Exercise objective:
Copy each line of the material below that includes the string "dynamic".

Listed entries:
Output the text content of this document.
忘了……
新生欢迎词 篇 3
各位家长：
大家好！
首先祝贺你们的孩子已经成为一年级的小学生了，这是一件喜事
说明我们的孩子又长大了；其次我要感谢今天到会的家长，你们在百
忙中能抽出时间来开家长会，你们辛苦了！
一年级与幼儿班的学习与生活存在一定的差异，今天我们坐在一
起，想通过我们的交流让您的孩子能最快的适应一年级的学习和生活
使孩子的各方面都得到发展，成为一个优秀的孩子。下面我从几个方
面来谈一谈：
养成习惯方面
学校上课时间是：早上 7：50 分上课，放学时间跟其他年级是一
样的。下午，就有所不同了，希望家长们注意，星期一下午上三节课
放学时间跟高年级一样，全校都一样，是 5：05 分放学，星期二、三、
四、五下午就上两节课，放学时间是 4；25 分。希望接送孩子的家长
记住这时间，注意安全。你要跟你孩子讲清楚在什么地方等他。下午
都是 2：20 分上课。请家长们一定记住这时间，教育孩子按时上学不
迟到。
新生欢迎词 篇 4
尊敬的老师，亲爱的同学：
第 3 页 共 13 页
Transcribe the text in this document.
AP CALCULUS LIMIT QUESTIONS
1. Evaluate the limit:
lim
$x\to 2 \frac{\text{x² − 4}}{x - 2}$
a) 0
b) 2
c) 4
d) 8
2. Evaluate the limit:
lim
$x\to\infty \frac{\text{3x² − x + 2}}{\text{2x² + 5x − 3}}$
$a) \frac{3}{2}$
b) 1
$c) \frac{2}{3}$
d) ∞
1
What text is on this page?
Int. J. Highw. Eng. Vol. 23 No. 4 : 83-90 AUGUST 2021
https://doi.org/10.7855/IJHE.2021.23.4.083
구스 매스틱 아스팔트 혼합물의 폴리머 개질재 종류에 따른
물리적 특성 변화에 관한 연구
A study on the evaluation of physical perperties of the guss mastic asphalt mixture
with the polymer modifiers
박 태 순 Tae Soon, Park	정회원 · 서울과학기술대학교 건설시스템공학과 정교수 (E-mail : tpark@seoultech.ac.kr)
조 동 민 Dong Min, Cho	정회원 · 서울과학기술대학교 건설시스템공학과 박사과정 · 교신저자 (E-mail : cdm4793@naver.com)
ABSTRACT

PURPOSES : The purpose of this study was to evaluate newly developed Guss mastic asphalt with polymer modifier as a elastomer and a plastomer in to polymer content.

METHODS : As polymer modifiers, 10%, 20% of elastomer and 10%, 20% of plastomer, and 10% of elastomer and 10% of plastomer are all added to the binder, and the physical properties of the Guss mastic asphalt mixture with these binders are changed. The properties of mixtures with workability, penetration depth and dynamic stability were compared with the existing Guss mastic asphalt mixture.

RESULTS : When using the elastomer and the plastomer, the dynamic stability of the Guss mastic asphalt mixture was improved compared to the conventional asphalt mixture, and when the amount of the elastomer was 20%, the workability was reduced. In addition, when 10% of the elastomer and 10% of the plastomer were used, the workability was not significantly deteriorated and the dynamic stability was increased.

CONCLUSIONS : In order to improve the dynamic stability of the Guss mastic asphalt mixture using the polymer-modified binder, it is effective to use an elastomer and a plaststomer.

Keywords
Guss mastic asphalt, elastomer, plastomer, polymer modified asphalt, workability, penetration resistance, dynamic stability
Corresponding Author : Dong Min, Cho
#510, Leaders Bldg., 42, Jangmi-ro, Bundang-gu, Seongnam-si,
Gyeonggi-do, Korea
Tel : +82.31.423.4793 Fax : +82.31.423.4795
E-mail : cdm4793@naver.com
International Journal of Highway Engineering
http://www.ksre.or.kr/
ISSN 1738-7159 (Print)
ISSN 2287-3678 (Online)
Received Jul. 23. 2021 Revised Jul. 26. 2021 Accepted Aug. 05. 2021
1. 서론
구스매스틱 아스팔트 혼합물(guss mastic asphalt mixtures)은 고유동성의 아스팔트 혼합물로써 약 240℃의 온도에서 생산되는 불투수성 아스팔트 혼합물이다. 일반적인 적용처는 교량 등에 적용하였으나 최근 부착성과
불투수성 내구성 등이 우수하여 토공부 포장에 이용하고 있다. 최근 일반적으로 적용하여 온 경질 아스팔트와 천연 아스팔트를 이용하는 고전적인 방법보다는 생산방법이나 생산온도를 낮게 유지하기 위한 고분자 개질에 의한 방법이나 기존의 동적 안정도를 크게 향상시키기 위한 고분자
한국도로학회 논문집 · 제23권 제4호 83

Written solution:
METHODS : As polymer modifiers, 10%, 20% of elastomer and 10%, 20% of plastomer, and 10% of elastomer and 10% of plastomer are all added to the binder, and the physical properties of the Guss mastic asphalt mixture with these binders are changed. The properties of mixtures with workability, penetration depth and dynamic stability were compared with the existing Guss mastic asphalt mixture.
RESULTS : When using the elastomer and the plastomer, the dynamic stability of the Guss mastic asphalt mixture was improved compared to the conventional asphalt mixture, and when the amount of the elastomer was 20%, the workability was reduced. In addition, when 10% of the elastomer and 10% of the plastomer were used, the workability was not significantly deteriorated and the dynamic stability was increased.
CONCLUSIONS : In order to improve the dynamic stability of the Guss mastic asphalt mixture using the polymer-modified binder, it is effective to use an elastomer and a plaststomer.
Guss mastic asphalt, elastomer, plastomer, polymer modified asphalt, workability, penetration resistance, dynamic stability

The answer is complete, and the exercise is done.